Every line of the material that follows must be printed again exactly.

→ **Dataset entries on figures**:
###
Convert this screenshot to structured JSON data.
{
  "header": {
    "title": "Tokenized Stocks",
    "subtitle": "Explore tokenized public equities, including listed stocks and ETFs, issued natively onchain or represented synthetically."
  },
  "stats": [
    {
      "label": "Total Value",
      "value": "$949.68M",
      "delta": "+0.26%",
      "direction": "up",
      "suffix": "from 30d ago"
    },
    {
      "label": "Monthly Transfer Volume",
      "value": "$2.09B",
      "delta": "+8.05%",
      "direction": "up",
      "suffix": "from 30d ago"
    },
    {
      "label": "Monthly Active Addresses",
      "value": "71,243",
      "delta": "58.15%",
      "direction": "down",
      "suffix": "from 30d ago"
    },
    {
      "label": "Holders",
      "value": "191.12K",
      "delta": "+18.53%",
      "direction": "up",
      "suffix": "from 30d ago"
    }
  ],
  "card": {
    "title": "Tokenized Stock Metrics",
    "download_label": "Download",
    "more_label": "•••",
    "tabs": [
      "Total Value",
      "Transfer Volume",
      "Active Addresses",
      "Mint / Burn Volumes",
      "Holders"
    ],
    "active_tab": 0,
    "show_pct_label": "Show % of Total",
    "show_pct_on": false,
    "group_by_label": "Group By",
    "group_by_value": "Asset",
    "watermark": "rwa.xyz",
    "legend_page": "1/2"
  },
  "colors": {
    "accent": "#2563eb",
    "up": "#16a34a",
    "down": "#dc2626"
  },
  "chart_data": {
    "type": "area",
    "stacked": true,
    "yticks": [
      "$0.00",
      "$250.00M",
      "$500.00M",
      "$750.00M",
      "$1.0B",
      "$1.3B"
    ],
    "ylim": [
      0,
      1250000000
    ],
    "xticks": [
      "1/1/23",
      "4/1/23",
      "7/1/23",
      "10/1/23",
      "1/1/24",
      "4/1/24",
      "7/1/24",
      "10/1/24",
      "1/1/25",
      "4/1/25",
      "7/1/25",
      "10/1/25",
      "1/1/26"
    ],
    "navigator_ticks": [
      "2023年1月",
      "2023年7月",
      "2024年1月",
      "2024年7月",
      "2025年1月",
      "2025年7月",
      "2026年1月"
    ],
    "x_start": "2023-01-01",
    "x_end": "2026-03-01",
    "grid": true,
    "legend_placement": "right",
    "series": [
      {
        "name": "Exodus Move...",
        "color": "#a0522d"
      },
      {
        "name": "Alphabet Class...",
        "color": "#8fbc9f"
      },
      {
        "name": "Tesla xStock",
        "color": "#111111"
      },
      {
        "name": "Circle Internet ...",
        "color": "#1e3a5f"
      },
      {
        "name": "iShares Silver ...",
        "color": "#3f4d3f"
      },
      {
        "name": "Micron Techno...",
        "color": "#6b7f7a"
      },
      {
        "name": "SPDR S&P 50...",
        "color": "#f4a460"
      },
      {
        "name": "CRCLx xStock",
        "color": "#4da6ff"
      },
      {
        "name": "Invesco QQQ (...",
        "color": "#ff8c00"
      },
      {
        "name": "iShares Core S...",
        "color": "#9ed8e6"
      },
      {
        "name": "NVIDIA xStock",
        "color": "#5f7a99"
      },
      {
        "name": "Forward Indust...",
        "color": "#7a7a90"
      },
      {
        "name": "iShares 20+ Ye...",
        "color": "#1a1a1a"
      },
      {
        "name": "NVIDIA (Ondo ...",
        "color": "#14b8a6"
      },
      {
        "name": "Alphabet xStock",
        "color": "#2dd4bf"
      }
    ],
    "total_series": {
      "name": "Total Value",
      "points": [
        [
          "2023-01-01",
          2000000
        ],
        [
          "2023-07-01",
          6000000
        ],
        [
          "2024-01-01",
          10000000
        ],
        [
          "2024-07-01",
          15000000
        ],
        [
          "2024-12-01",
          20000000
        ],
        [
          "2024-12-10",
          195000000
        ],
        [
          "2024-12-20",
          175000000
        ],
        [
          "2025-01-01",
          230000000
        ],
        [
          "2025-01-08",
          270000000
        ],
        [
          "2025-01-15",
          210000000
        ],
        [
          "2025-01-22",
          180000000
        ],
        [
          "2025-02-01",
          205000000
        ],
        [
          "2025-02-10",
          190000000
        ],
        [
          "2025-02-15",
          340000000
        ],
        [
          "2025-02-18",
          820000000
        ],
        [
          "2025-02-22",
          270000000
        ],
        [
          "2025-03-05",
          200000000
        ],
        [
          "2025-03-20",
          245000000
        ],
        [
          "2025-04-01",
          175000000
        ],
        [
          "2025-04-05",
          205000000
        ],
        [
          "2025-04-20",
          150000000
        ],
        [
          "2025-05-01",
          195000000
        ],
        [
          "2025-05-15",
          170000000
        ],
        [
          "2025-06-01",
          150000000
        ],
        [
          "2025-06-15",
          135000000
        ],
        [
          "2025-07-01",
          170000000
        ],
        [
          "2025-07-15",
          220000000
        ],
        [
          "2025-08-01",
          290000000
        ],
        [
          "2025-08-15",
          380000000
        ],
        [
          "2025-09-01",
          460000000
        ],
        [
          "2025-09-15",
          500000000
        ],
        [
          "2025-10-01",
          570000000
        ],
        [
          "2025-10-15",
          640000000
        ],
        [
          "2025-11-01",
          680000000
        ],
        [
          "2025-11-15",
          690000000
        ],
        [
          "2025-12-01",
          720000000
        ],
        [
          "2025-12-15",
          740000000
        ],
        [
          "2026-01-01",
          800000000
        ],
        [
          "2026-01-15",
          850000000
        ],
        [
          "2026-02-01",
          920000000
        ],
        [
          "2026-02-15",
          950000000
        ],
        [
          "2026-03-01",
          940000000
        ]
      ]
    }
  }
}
###
→ **Task solution**:
Convert this screenshot to structured JSON data.
{
  "header": {
    "title": "Tokenized Stocks",
    "subtitle": "Explore tokenized public equities, including listed stocks and ETFs, issued natively onchain or represented synthetically."
  },
  "stats": [
    {
      "label": "Total Value",
      "value": "$949.68M",
      "delta": "+0.26%",
      "direction": "up",
      "suffix": "from 30d ago"
    },
    {
      "label": "Monthly Transfer Volume",
      "value": "$2.09B",
      "delta": "+8.05%",
      "direction": "up",
      "suffix": "from 30d ago"
    },
    {
      "label": "Monthly Active Addresses",
      "value": "71,243",
      "delta": "58.15%",
      "direction": "down",
      "suffix": "from 30d ago"
    },
    {
      "label": "Holders",
      "value": "191.12K",
      "delta": "+18.53%",
      "direction": "up",
      "suffix": "from 30d ago"
    }
  ],
  "card": {
    "title": "Tokenized Stock Metrics",
    "download_label": "Download",
    "more_label": "•••",
    "tabs": [
      "Total Value",
      "Transfer Volume",
      "Active Addresses",
      "Mint / Burn Volumes",
      "Holders"
    ],
    "active_tab": 0,
    "show_pct_label": "Show % of Total",
    "show_pct_on": false,
    "group_by_label": "Group By",
    "group_by_value": "Asset",
    "watermark": "rwa.xyz",
    "legend_page": "1/2"
  },
  "colors": {
    "accent": "#2563eb",
    "up": "#16a34a",
    "down": "#dc2626"
  },
  "chart_data": {
    "type": "area",
    "stacked": true,
    "yticks": [
      "$0.00",
      "$250.00M",
      "$500.00M",
      "$750.00M",
      "$1.0B",
      "$1.3B"
    ],
    "ylim": [
      0,
      1250000000
    ],
    "xticks": [
      "1/1/23",
      "4/1/23",
      "7/1/23",
      "10/1/23",
      "1/1/24",
      "4/1/24",
      "7/1/24",
      "10/1/24",
      "1/1/25",
      "4/1/25",
      "7/1/25",
      "10/1/25",
      "1/1/26"
    ],
    "navigator_ticks": [
      "2023年1月",
      "2023年7月",
      "2024年1月",
      "2024年7月",
      "2025年1月",
      "2025年7月",
      "2026年1月"
    ],
    "x_start": "2023-01-01",
    "x_end": "2026-03-01",
    "grid": true,
    "legend_placement": "right",
    "series": [
      {
        "name": "Exodus Move...",
        "color": "#a0522d"
      },
      {
        "name": "Alphabet Class...",
        "color": "#8fbc9f"
      },
      {
        "name": "Tesla xStock",
        "color": "#111111"
      },
      {
        "name": "Circle Internet ...",
        "color": "#1e3a5f"
      },
      {
        "name": "iShares Silver ...",
        "color": "#3f4d3f"
      },
      {
        "name": "Micron Techno...",
        "color": "#6b7f7a"
      },
      {
        "name": "SPDR S&P 50...",
        "color": "#f4a460"
      },
      {
        "name": "CRCLx xStock",
        "color": "#4da6ff"
      },
      {
        "name": "Invesco QQQ (...",
        "color": "#ff8c00"
      },
      {
        "name": "iShares Core S...",
        "color": "#9ed8e6"
      },
      {
        "name": "NVIDIA xStock",
        "color": "#5f7a99"
      },
      {
        "name": "Forward Indust...",
        "color": "#7a7a90"
      },
      {
        "name": "iShares 20+ Ye...",
        "color": "#1a1a1a"
      },
      {
        "name": "NVIDIA (Ondo ...",
        "color": "#14b8a6"
      },
      {
        "name": "Alphabet xStock",
        "color": "#2dd4bf"
      }
    ],
    "total_series": {
      "name": "Total Value",
      "points": [
        [
          "2023-01-01",
          2000000
        ],
        [
          "2023-07-01",
          6000000
        ],
        [
          "2024-01-01",
          10000000
        ],
        [
          "2024-07-01",
          15000000
        ],
        [
          "2024-12-01",
          20000000
        ],
        [
          "2024-12-10",
          195000000
        ],
        [
          "2024-12-20",
          175000000
        ],
        [
          "2025-01-01",
          230000000
        ],
        [
          "2025-01-08",
          270000000
        ],
        [
          "2025-01-15",
          210000000
        ],
        [
          "2025-01-22",
          180000000
        ],
        [
          "2025-02-01",
          205000000
        ],
        [
          "2025-02-10",
          190000000
        ],
        [
          "2025-02-15",
          340000000
        ],
        [
          "2025-02-18",
          820000000
        ],
        [
          "2025-02-22",
          270000000
        ],
        [
          "2025-03-05",
          200000000
        ],
        [
          "2025-03-20",
          245000000
        ],
        [
          "2025-04-01",
          175000000
        ],
        [
          "2025-04-05",
          205000000
        ],
        [
          "2025-04-20",
          150000000
        ],
        [
          "2025-05-01",
          195000000
        ],
        [
          "2025-05-15",
          170000000
        ],
        [
          "2025-06-01",
          150000000
        ],
        [
          "2025-06-15",
          135000000
        ],
        [
          "2025-07-01",
          170000000
        ],
        [
          "2025-07-15",
          220000000
        ],
        [
          "2025-08-01",
          290000000
        ],
        [
          "2025-08-15",
          380000000
        ],
        [
          "2025-09-01",
          460000000
        ],
        [
          "2025-09-15",
          500000000
        ],
        [
          "2025-10-01",
          570000000
        ],
        [
          "2025-10-15",
          640000000
        ],
        [
          "2025-11-01",
          680000000
        ],
        [
          "2025-11-15",
          690000000
        ],
        [
          "2025-12-01",
          720000000
        ],
        [
          "2025-12-15",
          740000000
        ],
        [
          "2026-01-01",
          800000000
        ],
        [
          "2026-01-15",
          850000000
        ],
        [
          "2026-02-01",
          920000000
        ],
        [
          "2026-02-15",
          950000000
        ],
        [
          "2026-03-01",
          940000000
        ]
      ]
    }
  }
}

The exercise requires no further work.